**What you need to do:**
Copy out the entries exactly, from the first line to the last.

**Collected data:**
◇ ◇ ◇ ◇ ◇ ◇ ◇

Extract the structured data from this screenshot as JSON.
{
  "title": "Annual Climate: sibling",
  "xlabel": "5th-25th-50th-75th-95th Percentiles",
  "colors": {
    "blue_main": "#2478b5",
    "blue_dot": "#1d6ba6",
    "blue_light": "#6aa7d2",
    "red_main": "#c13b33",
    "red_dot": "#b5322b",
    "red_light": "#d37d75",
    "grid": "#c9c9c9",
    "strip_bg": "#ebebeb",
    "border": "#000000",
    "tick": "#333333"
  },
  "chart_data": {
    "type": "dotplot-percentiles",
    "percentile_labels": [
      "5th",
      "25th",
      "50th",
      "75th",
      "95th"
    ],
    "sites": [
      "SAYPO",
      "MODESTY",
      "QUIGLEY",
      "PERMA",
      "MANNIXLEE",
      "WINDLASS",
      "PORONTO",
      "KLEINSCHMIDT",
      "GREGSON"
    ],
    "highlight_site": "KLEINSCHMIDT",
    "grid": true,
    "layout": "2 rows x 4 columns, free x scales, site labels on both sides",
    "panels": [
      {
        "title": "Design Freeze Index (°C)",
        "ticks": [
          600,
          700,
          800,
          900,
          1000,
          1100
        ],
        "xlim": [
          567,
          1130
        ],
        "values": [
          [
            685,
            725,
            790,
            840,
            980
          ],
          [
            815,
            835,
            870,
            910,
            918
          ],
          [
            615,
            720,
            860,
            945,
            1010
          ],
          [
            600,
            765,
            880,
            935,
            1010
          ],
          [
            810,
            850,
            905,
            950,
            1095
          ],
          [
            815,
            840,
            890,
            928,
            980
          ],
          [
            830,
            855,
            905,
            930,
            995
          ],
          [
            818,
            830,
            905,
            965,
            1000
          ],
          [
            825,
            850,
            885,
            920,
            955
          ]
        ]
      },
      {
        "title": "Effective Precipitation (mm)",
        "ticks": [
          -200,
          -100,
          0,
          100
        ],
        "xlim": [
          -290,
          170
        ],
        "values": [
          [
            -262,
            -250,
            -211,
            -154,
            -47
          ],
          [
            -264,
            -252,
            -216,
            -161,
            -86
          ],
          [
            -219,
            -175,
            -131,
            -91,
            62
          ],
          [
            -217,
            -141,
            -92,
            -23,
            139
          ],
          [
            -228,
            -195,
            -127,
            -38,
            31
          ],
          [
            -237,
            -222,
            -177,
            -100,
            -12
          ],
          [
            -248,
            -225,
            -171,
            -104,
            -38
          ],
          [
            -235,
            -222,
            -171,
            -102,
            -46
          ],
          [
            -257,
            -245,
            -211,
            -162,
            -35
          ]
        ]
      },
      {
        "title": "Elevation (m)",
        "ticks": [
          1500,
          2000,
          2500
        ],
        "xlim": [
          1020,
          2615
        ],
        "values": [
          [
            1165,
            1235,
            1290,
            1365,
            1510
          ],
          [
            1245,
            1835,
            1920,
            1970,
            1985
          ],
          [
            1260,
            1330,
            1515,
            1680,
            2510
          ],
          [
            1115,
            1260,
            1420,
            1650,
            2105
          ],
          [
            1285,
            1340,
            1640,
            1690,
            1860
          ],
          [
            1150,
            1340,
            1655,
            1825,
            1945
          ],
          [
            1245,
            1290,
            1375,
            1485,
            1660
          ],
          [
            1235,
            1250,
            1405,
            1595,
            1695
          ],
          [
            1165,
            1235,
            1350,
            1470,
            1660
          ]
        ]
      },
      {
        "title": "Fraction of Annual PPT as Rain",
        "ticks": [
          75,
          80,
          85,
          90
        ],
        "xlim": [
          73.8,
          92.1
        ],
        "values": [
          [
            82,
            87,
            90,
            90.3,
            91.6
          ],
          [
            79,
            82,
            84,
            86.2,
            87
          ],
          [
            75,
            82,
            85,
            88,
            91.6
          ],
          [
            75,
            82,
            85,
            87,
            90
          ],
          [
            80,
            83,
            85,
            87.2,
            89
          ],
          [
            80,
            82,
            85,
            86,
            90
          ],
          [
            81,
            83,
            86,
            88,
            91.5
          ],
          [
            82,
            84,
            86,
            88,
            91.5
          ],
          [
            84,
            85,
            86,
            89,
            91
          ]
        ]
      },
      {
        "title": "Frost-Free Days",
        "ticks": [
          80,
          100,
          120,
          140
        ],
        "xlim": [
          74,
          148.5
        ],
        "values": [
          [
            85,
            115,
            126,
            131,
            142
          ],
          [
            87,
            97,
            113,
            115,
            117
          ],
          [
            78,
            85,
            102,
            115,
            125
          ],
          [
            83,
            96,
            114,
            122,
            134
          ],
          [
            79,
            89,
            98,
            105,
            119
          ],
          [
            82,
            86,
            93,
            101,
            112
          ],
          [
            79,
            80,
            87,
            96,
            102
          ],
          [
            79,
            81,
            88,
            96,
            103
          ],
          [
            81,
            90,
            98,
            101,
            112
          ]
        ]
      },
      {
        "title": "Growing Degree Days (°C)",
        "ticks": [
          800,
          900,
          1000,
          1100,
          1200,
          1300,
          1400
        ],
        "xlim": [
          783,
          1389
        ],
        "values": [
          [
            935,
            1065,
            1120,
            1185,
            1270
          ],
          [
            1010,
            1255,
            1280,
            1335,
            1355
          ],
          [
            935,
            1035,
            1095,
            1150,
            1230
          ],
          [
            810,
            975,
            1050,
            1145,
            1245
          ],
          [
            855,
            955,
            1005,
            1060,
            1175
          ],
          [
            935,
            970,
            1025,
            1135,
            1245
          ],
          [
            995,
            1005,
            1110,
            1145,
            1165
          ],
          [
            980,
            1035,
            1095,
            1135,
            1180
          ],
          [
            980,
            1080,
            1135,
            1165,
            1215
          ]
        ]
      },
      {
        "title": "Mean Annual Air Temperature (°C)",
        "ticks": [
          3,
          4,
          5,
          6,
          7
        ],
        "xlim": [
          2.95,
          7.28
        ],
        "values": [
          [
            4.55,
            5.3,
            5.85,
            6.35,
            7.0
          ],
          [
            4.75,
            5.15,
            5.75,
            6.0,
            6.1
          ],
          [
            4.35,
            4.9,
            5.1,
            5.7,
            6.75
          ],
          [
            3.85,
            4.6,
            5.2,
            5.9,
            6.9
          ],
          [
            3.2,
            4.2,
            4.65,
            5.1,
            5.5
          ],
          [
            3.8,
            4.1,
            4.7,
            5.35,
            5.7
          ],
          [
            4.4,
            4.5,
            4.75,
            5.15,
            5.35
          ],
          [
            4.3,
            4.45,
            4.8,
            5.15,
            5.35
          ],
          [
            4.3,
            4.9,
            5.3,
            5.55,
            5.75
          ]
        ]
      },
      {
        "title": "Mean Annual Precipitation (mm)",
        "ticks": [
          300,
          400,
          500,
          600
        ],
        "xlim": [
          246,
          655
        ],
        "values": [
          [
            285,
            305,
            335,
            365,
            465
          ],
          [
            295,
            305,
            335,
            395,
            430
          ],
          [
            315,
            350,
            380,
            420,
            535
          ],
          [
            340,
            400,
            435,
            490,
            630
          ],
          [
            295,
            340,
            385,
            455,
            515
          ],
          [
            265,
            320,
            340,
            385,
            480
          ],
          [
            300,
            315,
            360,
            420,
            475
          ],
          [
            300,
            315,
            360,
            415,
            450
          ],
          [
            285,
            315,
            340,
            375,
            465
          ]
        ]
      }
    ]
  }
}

◇ ◇ ◇ ◇ ◇ ◇ ◇

**Result of the exercise:**
Extract the structured data from this screenshot as JSON.
{
  "title": "Annual Climate: sibling",
  "xlabel": "5th-25th-50th-75th-95th Percentiles",
  "colors": {
    "blue_main": "#2478b5",
    "blue_dot": "#1d6ba6",
    "blue_light": "#6aa7d2",
    "red_main": "#c13b33",
    "red_dot": "#b5322b",
    "red_light": "#d37d75",
    "grid": "#c9c9c9",
    "strip_bg": "#ebebeb",
    "border": "#000000",
    "tick": "#333333"
  },
  "chart_data": {
    "type": "dotplot-percentiles",
    "percentile_labels": [
      "5th",
      "25th",
      "50th",
      "75th",
      "95th"
    ],
    "sites": [
      "SAYPO",
      "MODESTY",
      "QUIGLEY",
      "PERMA",
      "MANNIXLEE",
      "WINDLASS",
      "PORONTO",
      "KLEINSCHMIDT",
      "GREGSON"
    ],
    "highlight_site": "KLEINSCHMIDT",
    "grid": true,
    "layout": "2 rows x 4 columns, free x scales, site labels on both sides",
    "panels": [
      {
        "title": "Design Freeze Index (°C)",
        "ticks": [
          600,
          700,
          800,
          900,
          1000,
          1100
        ],
        "xlim": [
          567,
          1130
        ],
        "values": [
          [
            685,
            725,
            790,
            840,
            980
          ],
          [
            815,
            835,
            870,
            910,
            918
          ],
          [
            615,
            720,
            860,
            945,
            1010
          ],
          [
            600,
            765,
            880,
            935,
            1010
          ],
          [
            810,
            850,
            905,
            950,
            1095
          ],
          [
            815,
            840,
            890,
            928,
            980
          ],
          [
            830,
            855,
            905,
            930,
            995
          ],
          [
            818,
            830,
            905,
            965,
            1000
          ],
          [
            825,
            850,
            885,
            920,
            955
          ]
        ]
      },
      {
        "title": "Effective Precipitation (mm)",
        "ticks": [
          -200,
          -100,
          0,
          100
        ],
        "xlim": [
          -290,
          170
        ],
        "values": [
          [
            -262,
            -250,
            -211,
            -154,
            -47
          ],
          [
            -264,
            -252,
            -216,
            -161,
            -86
          ],
          [
            -219,
            -175,
            -131,
            -91,
            62
          ],
          [
            -217,
            -141,
            -92,
            -23,
            139
          ],
          [
            -228,
            -195,
            -127,
            -38,
            31
          ],
          [
            -237,
            -222,
            -177,
            -100,
            -12
          ],
          [
            -248,
            -225,
            -171,
            -104,
            -38
          ],
          [
            -235,
            -222,
            -171,
            -102,
            -46
          ],
          [
            -257,
            -245,
            -211,
            -162,
            -35
          ]
        ]
      },
      {
        "title": "Elevation (m)",
        "ticks": [
          1500,
          2000,
          2500
        ],
        "xlim": [
          1020,
          2615
        ],
        "values": [
          [
            1165,
            1235,
            1290,
            1365,
            1510
          ],
          [
            1245,
            1835,
            1920,
            1970,
            1985
          ],
          [
            1260,
            1330,
            1515,
            1680,
            2510
          ],
          [
            1115,
            1260,
            1420,
            1650,
            2105
          ],
          [
            1285,
            1340,
            1640,
            1690,
            1860
          ],
          [
            1150,
            1340,
            1655,
            1825,
            1945
          ],
          [
            1245,
            1290,
            1375,
            1485,
            1660
          ],
          [
            1235,
            1250,
            1405,
            1595,
            1695
          ],
          [
            1165,
            1235,
            1350,
            1470,
            1660
          ]
        ]
      },
      {
        "title": "Fraction of Annual PPT as Rain",
        "ticks": [
          75,
          80,
          85,
          90
        ],
        "xlim": [
          73.8,
          92.1
        ],
        "values": [
          [
            82,
            87,
            90,
            90.3,
            91.6
          ],
          [
            79,
            82,
            84,
            86.2,
            87
          ],
          [
            75,
            82,
            85,
            88,
            91.6
          ],
          [
            75,
            82,
            85,
            87,
            90
          ],
          [
            80,
            83,
            85,
            87.2,
            89
          ],
          [
            80,
            82,
            85,
            86,
            90
          ],
          [
            81,
            83,
            86,
            88,
            91.5
          ],
          [
            82,
            84,
            86,
            88,
            91.5
          ],
          [
            84,
            85,
            86,
            89,
            91
          ]
        ]
      },
      {
        "title": "Frost-Free Days",
        "ticks": [
          80,
          100,
          120,
          140
        ],
        "xlim": [
          74,
          148.5
        ],
        "values": [
          [
            85,
            115,
            126,
            131,
            142
          ],
          [
            87,
            97,
            113,
            115,
            117
          ],
          [
            78,
            85,
            102,
            115,
            125
          ],
          [
            83,
            96,
            114,
            122,
            134
          ],
          [
            79,
            89,
            98,
            105,
            119
          ],
          [
            82,
            86,
            93,
            101,
            112
          ],
          [
            79,
            80,
            87,
            96,
            102
          ],
          [
            79,
            81,
            88,
            96,
            103
          ],
          [
            81,
            90,
            98,
            101,
            112
          ]
        ]
      },
      {
        "title": "Growing Degree Days (°C)",
        "ticks": [
          800,
          900,
          1000,
          1100,
          1200,
          1300,
          1400
        ],
        "xlim": [
          783,
          1389
        ],
        "values": [
          [
            935,
            1065,
            1120,
            1185,
            1270
          ],
          [
            1010,
            1255,
            1280,
            1335,
            1355
          ],
          [
            935,
            1035,
            1095,
            1150,
            1230
          ],
          [
            810,
            975,
            1050,
            1145,
            1245
          ],
          [
            855,
            955,
            1005,
            1060,
            1175
          ],
          [
            935,
            970,
            1025,
            1135,
            1245
          ],
          [
            995,
            1005,
            1110,
            1145,
            1165
          ],
          [
            980,
            1035,
            1095,
            1135,
            1180
          ],
          [
            980,
            1080,
            1135,
            1165,
            1215
          ]
        ]
      },
      {
        "title": "Mean Annual Air Temperature (°C)",
        "ticks": [
          3,
          4,
          5,
          6,
          7
        ],
        "xlim": [
          2.95,
          7.28
        ],
        "values": [
          [
            4.55,
            5.3,
            5.85,
            6.35,
            7.0
          ],
          [
            4.75,
            5.15,
            5.75,
            6.0,
            6.1
          ],
          [
            4.35,
            4.9,
            5.1,
            5.7,
            6.75
          ],
          [
            3.85,
            4.6,
            5.2,
            5.9,
            6.9
          ],
          [
            3.2,
            4.2,
            4.65,
            5.1,
            5.5
          ],
          [
            3.8,
            4.1,
            4.7,
            5.35,
            5.7
          ],
          [
            4.4,
            4.5,
            4.75,
            5.15,
            5.35
          ],
          [
            4.3,
            4.45,
            4.8,
            5.15,
            5.35
          ],
          [
            4.3,
            4.9,
            5.3,
            5.55,
            5.75
          ]
        ]
      },
      {
        "title": "Mean Annual Precipitation (mm)",
        "ticks": [
          300,
          400,
          500,
          600
        ],
        "xlim": [
          246,
          655
        ],
        "values": [
          [
            285,
            305,
            335,
            365,
            465
          ],
          [
            295,
            305,
            335,
            395,
            430
          ],
          [
            315,
            350,
            380,
            420,
            535
          ],
          [
            340,
            400,
            435,
            490,
            630
          ],
          [
            295,
            340,
            385,
            455,
            515
          ],
          [
            265,
            320,
            340,
            385,
            480
          ],
          [
            300,
            315,
            360,
            420,
            475
          ],
          [
            300,
            315,
            360,
            415,
            450
          ],
          [
            285,
            315,
            340,
            375,
            465
          ]
        ]
      }
    ]
  }
}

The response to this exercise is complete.